[start Data supplied]

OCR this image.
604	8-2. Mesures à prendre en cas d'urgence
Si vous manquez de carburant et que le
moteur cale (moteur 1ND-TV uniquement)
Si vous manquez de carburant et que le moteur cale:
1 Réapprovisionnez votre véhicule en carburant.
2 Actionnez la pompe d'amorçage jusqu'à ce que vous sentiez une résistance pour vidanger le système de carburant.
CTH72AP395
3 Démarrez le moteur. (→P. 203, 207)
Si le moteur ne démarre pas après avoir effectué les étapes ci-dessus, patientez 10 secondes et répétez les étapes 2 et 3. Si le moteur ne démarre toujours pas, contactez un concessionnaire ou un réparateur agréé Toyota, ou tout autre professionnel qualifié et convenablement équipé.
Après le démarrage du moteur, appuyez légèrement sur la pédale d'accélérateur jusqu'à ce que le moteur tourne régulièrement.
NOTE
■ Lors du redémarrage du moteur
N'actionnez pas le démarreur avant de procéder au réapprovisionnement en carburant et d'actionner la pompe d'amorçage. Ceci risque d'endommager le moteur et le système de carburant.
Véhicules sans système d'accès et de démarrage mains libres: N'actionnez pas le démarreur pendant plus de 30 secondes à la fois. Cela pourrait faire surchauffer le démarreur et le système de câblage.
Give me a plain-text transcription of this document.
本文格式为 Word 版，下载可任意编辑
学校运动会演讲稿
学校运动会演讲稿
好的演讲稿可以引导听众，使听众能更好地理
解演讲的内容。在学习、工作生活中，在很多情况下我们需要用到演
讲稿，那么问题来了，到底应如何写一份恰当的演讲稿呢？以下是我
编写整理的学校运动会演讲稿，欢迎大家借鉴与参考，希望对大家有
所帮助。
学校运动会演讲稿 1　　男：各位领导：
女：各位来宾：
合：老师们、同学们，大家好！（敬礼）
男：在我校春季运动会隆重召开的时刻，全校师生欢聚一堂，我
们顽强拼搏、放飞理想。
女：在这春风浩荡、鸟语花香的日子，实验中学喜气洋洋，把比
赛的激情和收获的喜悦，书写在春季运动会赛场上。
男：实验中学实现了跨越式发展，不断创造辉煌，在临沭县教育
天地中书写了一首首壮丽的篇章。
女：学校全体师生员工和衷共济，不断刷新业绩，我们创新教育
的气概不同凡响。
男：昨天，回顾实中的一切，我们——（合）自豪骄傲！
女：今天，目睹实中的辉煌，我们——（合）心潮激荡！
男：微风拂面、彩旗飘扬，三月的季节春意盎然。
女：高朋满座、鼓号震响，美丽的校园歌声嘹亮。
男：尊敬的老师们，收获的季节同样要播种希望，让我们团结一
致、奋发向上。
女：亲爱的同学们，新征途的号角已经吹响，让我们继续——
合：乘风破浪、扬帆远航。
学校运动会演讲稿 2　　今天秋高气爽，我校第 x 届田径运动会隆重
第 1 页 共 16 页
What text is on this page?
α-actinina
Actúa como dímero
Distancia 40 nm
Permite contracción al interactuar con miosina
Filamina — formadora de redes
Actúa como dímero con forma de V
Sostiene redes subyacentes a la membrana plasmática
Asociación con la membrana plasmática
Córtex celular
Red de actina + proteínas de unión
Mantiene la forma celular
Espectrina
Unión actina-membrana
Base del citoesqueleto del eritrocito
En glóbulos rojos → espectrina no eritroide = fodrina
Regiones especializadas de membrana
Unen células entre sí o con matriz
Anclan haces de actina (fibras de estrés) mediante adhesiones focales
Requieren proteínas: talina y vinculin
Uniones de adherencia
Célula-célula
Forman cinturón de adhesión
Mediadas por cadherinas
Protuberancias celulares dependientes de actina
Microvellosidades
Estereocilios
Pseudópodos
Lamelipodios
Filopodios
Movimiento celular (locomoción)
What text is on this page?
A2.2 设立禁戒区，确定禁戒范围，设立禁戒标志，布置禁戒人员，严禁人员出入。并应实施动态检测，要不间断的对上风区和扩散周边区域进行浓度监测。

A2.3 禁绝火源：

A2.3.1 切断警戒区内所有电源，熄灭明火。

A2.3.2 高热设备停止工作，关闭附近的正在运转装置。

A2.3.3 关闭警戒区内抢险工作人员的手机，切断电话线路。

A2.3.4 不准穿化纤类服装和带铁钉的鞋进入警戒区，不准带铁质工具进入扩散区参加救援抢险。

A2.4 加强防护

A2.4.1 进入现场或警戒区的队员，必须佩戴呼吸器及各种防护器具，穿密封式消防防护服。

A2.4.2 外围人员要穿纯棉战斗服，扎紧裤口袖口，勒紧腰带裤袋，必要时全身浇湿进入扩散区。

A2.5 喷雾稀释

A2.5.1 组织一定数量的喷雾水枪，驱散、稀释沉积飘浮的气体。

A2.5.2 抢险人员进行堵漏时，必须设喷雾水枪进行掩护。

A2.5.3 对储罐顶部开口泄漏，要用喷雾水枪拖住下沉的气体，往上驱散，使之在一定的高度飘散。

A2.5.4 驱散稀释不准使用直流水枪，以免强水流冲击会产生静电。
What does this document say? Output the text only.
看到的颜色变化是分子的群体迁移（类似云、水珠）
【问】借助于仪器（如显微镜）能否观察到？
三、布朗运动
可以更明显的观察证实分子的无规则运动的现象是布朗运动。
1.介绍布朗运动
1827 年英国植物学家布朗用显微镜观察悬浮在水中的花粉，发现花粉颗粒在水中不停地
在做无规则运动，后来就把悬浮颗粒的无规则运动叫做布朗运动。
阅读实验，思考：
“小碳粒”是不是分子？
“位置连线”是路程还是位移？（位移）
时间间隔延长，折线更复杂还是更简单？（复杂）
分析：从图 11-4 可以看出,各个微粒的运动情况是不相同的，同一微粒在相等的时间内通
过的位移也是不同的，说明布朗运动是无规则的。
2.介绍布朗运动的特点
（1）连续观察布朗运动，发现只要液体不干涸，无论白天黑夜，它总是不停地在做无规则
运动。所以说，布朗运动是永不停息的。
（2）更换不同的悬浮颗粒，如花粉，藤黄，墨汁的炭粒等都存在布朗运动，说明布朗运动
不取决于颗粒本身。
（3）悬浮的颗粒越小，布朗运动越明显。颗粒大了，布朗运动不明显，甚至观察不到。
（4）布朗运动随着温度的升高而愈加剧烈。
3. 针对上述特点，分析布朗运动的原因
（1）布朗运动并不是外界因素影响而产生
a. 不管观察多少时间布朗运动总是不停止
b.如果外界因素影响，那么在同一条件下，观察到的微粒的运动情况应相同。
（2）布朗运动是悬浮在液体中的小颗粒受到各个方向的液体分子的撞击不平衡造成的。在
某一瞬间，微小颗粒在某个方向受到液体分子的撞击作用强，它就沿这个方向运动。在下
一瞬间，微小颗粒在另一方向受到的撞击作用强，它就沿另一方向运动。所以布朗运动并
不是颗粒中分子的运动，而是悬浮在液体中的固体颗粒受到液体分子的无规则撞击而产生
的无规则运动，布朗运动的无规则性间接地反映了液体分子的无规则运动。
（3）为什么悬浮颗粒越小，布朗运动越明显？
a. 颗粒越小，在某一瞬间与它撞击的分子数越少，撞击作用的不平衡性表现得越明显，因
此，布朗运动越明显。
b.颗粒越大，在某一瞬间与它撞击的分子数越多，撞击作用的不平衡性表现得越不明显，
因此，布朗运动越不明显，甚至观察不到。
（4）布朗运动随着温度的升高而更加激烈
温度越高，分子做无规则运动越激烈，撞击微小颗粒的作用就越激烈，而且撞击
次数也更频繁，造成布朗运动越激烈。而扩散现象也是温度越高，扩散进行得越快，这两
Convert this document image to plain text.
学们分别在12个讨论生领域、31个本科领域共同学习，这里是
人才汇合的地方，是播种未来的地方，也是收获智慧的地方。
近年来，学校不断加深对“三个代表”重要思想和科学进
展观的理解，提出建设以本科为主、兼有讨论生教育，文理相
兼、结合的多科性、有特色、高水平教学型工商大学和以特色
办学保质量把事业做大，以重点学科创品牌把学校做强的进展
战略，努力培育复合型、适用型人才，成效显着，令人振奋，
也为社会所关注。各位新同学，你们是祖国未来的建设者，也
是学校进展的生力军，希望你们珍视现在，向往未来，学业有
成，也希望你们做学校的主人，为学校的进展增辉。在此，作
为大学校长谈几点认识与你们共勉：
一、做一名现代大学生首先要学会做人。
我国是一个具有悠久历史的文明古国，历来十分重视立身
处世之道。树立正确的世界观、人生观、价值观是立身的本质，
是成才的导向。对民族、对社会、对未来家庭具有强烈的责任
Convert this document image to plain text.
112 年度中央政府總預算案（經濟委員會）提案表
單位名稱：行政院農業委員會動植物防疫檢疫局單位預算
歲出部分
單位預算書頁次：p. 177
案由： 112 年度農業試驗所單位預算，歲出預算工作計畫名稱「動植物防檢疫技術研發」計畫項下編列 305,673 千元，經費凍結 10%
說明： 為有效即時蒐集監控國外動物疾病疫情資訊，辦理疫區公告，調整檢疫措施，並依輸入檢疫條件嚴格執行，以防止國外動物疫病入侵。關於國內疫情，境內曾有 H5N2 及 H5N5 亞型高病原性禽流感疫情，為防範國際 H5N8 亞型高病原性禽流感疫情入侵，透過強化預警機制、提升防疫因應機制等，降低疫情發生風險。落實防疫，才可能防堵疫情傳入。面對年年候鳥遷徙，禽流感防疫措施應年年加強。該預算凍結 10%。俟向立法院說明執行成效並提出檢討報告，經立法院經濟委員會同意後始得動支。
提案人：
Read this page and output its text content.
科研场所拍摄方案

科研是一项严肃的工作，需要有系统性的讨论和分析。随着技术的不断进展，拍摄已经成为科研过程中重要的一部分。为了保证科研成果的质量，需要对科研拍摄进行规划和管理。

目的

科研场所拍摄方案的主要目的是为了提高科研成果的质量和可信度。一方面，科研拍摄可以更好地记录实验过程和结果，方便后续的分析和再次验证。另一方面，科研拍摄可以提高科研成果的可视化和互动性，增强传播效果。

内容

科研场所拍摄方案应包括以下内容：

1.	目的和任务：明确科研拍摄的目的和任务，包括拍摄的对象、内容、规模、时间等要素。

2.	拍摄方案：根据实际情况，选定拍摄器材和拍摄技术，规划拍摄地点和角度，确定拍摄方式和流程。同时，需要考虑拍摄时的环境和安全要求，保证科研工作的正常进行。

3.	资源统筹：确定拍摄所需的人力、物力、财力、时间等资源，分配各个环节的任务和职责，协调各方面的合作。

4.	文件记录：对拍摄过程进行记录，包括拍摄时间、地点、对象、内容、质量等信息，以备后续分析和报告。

[end Data supplied]

## Written exercise
Pick out every line above that contains the word "document" and copy it.

## Response to this task
Give me a plain-text transcription of this document.
What does this document say? Output the text only.
Convert this document image to plain text.
Convert this document image to plain text.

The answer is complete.